Copy out each of these lines without changing any character.

Box coordinate listings:
◇ ◇ ◇ ◇

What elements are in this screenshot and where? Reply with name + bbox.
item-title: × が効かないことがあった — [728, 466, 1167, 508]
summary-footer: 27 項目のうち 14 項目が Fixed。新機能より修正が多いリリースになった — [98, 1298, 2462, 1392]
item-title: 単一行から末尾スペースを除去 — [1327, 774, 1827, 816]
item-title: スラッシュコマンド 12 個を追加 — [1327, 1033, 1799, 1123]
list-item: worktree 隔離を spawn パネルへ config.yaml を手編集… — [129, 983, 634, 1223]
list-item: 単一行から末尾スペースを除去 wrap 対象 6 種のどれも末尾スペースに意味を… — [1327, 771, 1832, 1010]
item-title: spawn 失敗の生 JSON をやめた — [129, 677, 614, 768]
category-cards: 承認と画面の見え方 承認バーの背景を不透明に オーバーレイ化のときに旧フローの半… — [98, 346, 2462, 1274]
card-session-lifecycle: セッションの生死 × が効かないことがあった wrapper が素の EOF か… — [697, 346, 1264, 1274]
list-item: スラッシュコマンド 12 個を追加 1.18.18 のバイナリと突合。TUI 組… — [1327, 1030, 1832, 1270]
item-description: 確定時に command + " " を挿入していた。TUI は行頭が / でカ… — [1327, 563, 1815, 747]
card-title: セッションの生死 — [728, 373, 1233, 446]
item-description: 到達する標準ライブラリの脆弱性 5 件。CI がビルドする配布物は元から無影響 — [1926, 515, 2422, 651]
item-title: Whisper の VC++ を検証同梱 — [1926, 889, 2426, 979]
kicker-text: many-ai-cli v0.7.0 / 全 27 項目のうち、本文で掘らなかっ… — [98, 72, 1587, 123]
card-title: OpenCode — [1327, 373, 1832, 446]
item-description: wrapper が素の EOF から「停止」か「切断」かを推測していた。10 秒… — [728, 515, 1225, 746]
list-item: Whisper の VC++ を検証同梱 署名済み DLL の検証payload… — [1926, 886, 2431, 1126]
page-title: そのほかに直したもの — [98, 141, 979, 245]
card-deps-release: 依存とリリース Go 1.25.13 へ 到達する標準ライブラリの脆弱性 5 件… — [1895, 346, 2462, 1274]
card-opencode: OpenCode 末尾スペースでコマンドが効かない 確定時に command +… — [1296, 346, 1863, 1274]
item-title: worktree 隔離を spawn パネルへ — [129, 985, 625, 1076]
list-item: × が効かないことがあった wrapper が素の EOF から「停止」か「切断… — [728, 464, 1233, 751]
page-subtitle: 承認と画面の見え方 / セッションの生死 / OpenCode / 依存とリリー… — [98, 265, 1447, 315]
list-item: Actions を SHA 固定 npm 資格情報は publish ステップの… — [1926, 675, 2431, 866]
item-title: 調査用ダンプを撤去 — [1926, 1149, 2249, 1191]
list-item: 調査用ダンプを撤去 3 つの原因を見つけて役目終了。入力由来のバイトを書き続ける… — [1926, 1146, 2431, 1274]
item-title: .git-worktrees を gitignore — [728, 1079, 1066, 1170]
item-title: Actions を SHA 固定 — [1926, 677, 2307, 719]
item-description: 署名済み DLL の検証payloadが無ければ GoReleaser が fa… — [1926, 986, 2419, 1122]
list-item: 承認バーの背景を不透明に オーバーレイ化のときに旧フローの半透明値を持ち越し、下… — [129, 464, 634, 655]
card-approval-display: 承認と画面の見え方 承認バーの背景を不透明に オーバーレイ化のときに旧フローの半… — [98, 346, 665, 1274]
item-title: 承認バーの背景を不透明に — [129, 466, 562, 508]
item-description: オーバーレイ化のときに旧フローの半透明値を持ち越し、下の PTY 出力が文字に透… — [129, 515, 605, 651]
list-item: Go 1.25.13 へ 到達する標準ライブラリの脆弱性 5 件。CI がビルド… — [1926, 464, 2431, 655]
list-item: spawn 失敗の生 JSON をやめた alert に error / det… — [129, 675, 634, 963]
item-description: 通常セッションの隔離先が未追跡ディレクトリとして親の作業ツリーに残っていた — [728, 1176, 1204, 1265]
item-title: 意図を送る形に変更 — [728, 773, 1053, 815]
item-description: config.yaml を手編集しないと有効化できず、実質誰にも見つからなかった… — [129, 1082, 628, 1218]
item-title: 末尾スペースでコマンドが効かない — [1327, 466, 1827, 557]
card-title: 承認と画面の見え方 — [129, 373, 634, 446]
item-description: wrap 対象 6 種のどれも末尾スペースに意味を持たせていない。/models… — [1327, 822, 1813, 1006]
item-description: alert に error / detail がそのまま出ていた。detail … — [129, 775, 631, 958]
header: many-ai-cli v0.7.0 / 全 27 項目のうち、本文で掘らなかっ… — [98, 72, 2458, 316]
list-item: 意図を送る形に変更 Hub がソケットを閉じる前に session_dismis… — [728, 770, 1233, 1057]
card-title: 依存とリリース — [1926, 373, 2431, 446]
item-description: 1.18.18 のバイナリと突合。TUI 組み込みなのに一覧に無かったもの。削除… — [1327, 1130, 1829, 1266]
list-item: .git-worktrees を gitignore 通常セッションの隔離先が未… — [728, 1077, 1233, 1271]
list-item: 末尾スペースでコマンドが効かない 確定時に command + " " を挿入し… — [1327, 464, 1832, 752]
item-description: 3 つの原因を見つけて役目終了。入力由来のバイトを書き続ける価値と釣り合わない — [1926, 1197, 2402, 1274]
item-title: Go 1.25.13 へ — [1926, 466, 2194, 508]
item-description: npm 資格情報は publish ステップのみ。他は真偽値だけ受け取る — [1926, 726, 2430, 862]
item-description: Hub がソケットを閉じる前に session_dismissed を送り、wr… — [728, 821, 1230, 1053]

◇ ◇ ◇ ◇

__EXERCISE RESULT__
What elements are in this screenshot and where? Reply with name + bbox.
item-title: × が効かないことがあった — [728, 466, 1167, 508]
summary-footer: 27 項目のうち 14 項目が Fixed。新機能より修正が多いリリースになった — [98, 1298, 2462, 1392]
item-title: 単一行から末尾スペースを除去 — [1327, 774, 1827, 816]
item-title: スラッシュコマンド 12 個を追加 — [1327, 1033, 1799, 1123]
list-item: worktree 隔離を spawn パネルへ config.yaml を手編集… — [129, 983, 634, 1223]
list-item: 単一行から末尾スペースを除去 wrap 対象 6 種のどれも末尾スペースに意味を… — [1327, 771, 1832, 1010]
item-title: spawn 失敗の生 JSON をやめた — [129, 677, 614, 768]
category-cards: 承認と画面の見え方 承認バーの背景を不透明に オーバーレイ化のときに旧フローの半… — [98, 346, 2462, 1274]
card-session-lifecycle: セッションの生死 × が効かないことがあった wrapper が素の EOF か… — [697, 346, 1264, 1274]
list-item: スラッシュコマンド 12 個を追加 1.18.18 のバイナリと突合。TUI 組… — [1327, 1030, 1832, 1270]
item-description: 確定時に command + " " を挿入していた。TUI は行頭が / でカ… — [1327, 563, 1815, 747]
card-title: セッションの生死 — [728, 373, 1233, 446]
item-description: 到達する標準ライブラリの脆弱性 5 件。CI がビルドする配布物は元から無影響 — [1926, 515, 2422, 651]
item-title: Whisper の VC++ を検証同梱 — [1926, 889, 2426, 979]
kicker-text: many-ai-cli v0.7.0 / 全 27 項目のうち、本文で掘らなかっ… — [98, 72, 1587, 123]
card-title: OpenCode — [1327, 373, 1832, 446]
item-description: wrapper が素の EOF から「停止」か「切断」かを推測していた。10 秒… — [728, 515, 1225, 746]
list-item: Whisper の VC++ を検証同梱 署名済み DLL の検証payload… — [1926, 886, 2431, 1126]
page-title: そのほかに直したもの — [98, 141, 979, 245]
card-deps-release: 依存とリリース Go 1.25.13 へ 到達する標準ライブラリの脆弱性 5 件… — [1895, 346, 2462, 1274]
card-opencode: OpenCode 末尾スペースでコマンドが効かない 確定時に command +… — [1296, 346, 1863, 1274]
item-title: worktree 隔離を spawn パネルへ — [129, 985, 625, 1076]
list-item: × が効かないことがあった wrapper が素の EOF から「停止」か「切断… — [728, 464, 1233, 751]
page-subtitle: 承認と画面の見え方 / セッションの生死 / OpenCode / 依存とリリー… — [98, 265, 1447, 315]
list-item: Actions を SHA 固定 npm 資格情報は publish ステップの… — [1926, 675, 2431, 866]
item-title: 調査用ダンプを撤去 — [1926, 1149, 2249, 1191]
list-item: 調査用ダンプを撤去 3 つの原因を見つけて役目終了。入力由来のバイトを書き続ける… — [1926, 1146, 2431, 1274]
item-title: .git-worktrees を gitignore — [728, 1079, 1066, 1170]
item-title: Actions を SHA 固定 — [1926, 677, 2307, 719]
item-description: 署名済み DLL の検証payloadが無ければ GoReleaser が fa… — [1926, 986, 2419, 1122]
list-item: 承認バーの背景を不透明に オーバーレイ化のときに旧フローの半透明値を持ち越し、下… — [129, 464, 634, 655]
card-approval-display: 承認と画面の見え方 承認バーの背景を不透明に オーバーレイ化のときに旧フローの半… — [98, 346, 665, 1274]
item-title: 承認バーの背景を不透明に — [129, 466, 562, 508]
item-description: オーバーレイ化のときに旧フローの半透明値を持ち越し、下の PTY 出力が文字に透… — [129, 515, 605, 651]
list-item: Go 1.25.13 へ 到達する標準ライブラリの脆弱性 5 件。CI がビルド… — [1926, 464, 2431, 655]
list-item: spawn 失敗の生 JSON をやめた alert に error / det… — [129, 675, 634, 963]
item-description: 通常セッションの隔離先が未追跡ディレクトリとして親の作業ツリーに残っていた — [728, 1176, 1204, 1265]
item-title: 意図を送る形に変更 — [728, 773, 1053, 815]
item-description: config.yaml を手編集しないと有効化できず、実質誰にも見つからなかった… — [129, 1082, 628, 1218]
item-title: 末尾スペースでコマンドが効かない — [1327, 466, 1827, 557]
card-title: 承認と画面の見え方 — [129, 373, 634, 446]
item-description: wrap 対象 6 種のどれも末尾スペースに意味を持たせていない。/models… — [1327, 822, 1813, 1006]
item-description: alert に error / detail がそのまま出ていた。detail … — [129, 775, 631, 958]
header: many-ai-cli v0.7.0 / 全 27 項目のうち、本文で掘らなかっ… — [98, 72, 2458, 316]
list-item: 意図を送る形に変更 Hub がソケットを閉じる前に session_dismis… — [728, 770, 1233, 1057]
card-title: 依存とリリース — [1926, 373, 2431, 446]
item-description: 1.18.18 のバイナリと突合。TUI 組み込みなのに一覧に無かったもの。削除… — [1327, 1130, 1829, 1266]
list-item: .git-worktrees を gitignore 通常セッションの隔離先が未… — [728, 1077, 1233, 1271]
list-item: 末尾スペースでコマンドが効かない 確定時に command + " " を挿入し… — [1327, 464, 1832, 752]
item-description: 3 つの原因を見つけて役目終了。入力由来のバイトを書き続ける価値と釣り合わない — [1926, 1197, 2402, 1274]
item-title: Go 1.25.13 へ — [1926, 466, 2194, 508]
item-description: npm 資格情報は publish ステップのみ。他は真偽値だけ受け取る — [1926, 726, 2430, 862]
item-description: Hub がソケットを閉じる前に session_dismissed を送り、wr… — [728, 821, 1230, 1053]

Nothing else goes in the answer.